▶ _DIRECTIONS FOR THIS TASK_
Among the records below, find each line bearing the word "document" and copy it.
*** DATA TO USE Section Begins ***
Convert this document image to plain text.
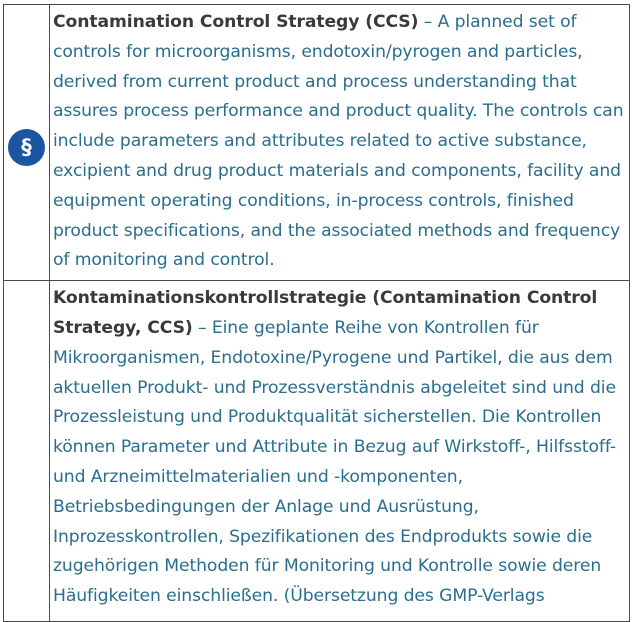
§	Contamination Control Strategy (CCS) – A planned set of controls for microorganisms, endotoxin/pyrogen and particles, derived from current product and process understanding that assures process performance and product quality. The controls can include parameters and attributes related to active substance, excipient and drug product materials and components, facility and equipment operating conditions, in-process controls, finished product specifications, and the associated methods and frequency of monitoring and control.
	Kontaminationskontrollstrategie (Contamination Control Strategy, CCS) – Eine geplante Reihe von Kontrollen für Mikroorganismen, Endotoxine/Pyrogene und Partikel, die aus dem aktuellen Produkt- und Prozessverständnis abgeleitet sind und die Prozessleistung und Produktqualität sicherstellen. Die Kontrollen können Parameter und Attribute in Bezug auf Wirkstoff-, Hilfsstoff- und Arzneimittelmaterialien und -komponenten, Betriebsbedingungen der Anlage und Ausrüstung, Inprozesskontrollen, Spezifikationen des Endprodukts sowie die zugehörigen Methoden für Monitoring und Kontrolle sowie deren Häufigkeiten einschließen. (Übersetzung des GMP-Verlags
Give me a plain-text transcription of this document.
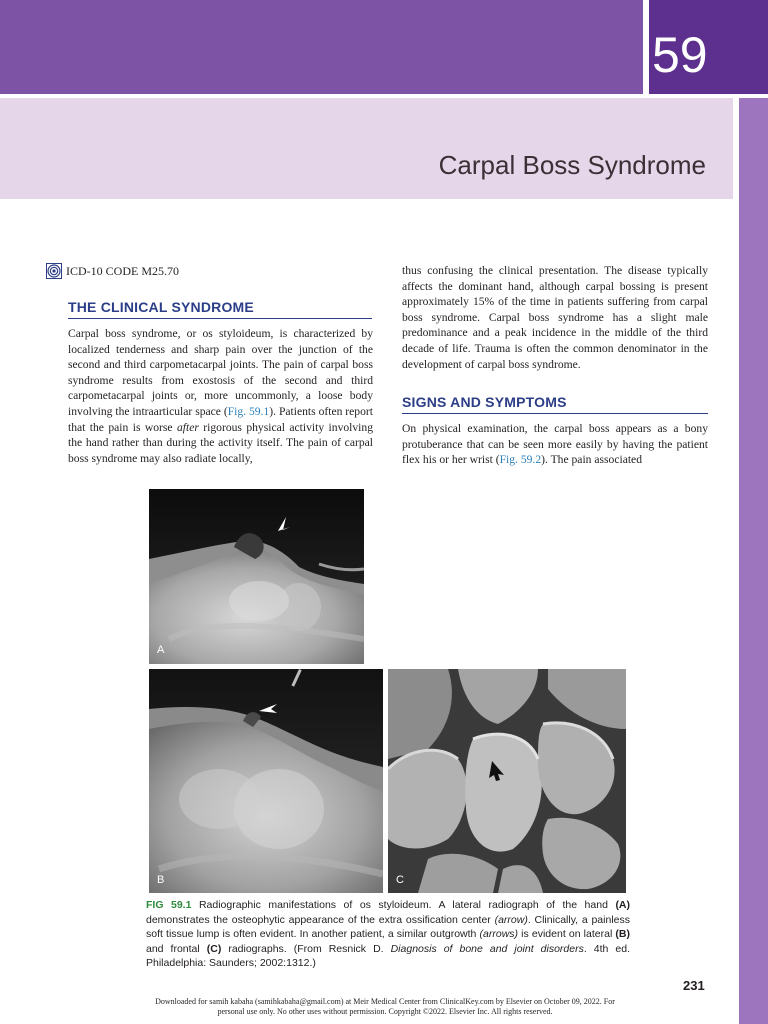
59
Carpal Boss Syndrome
ICD-10 CODE M25.70
THE CLINICAL SYNDROME

Carpal boss syndrome, or os styloideum, is characterized by localized tenderness and sharp pain over the junction of the second and third carpometacarpal joints. The pain of carpal boss syndrome results from exostosis of the second and third carpometacarpal joints or, more uncommonly, a loose body involving the intraarticular space (Fig. 59.1). Patients often report that the pain is worse after rigorous physical activity involving the hand rather than during the activity itself. The pain of carpal boss syndrome may also radiate locally,

thus confusing the clinical presentation. The disease typically affects the dominant hand, although carpal bossing is present approximately 15% of the time in patients suffering from carpal boss syndrome. Carpal boss syndrome has a slight male predominance and a peak incidence in the middle of the third decade of life. Trauma is often the common denominator in the development of carpal boss syndrome.

SIGNS AND SYMPTOMS

On physical examination, the carpal boss appears as a bony protuberance that can be seen more easily by having the patient flex his or her wrist (Fig. 59.2). The pain associated

A
B	C
FIG 59.1 Radiographic manifestations of os styloideum. A lateral radiograph of the hand (A) demonstrates the osteophytic appearance of the extra ossification center (arrow). Clinically, a painless soft tissue lump is often evident. In another patient, a similar outgrowth (arrows) is evident on lateral (B) and frontal (C) radiographs. (From Resnick D. Diagnosis of bone and joint disorders. 4th ed. Philadelphia: Saunders; 2002:1312.)
231
Downloaded for samih kabaha (samihkabaha@gmail.com) at Meir Medical Center from ClinicalKey.com by Elsevier on October 09, 2022. For personal use only. No other uses without permission. Copyright ©2022. Elsevier Inc. All rights reserved.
*** DATA TO USE Section Ends ***
▶ _WORKED SOLUTION_
Convert this document image to plain text.
Give me a plain-text transcription of this document.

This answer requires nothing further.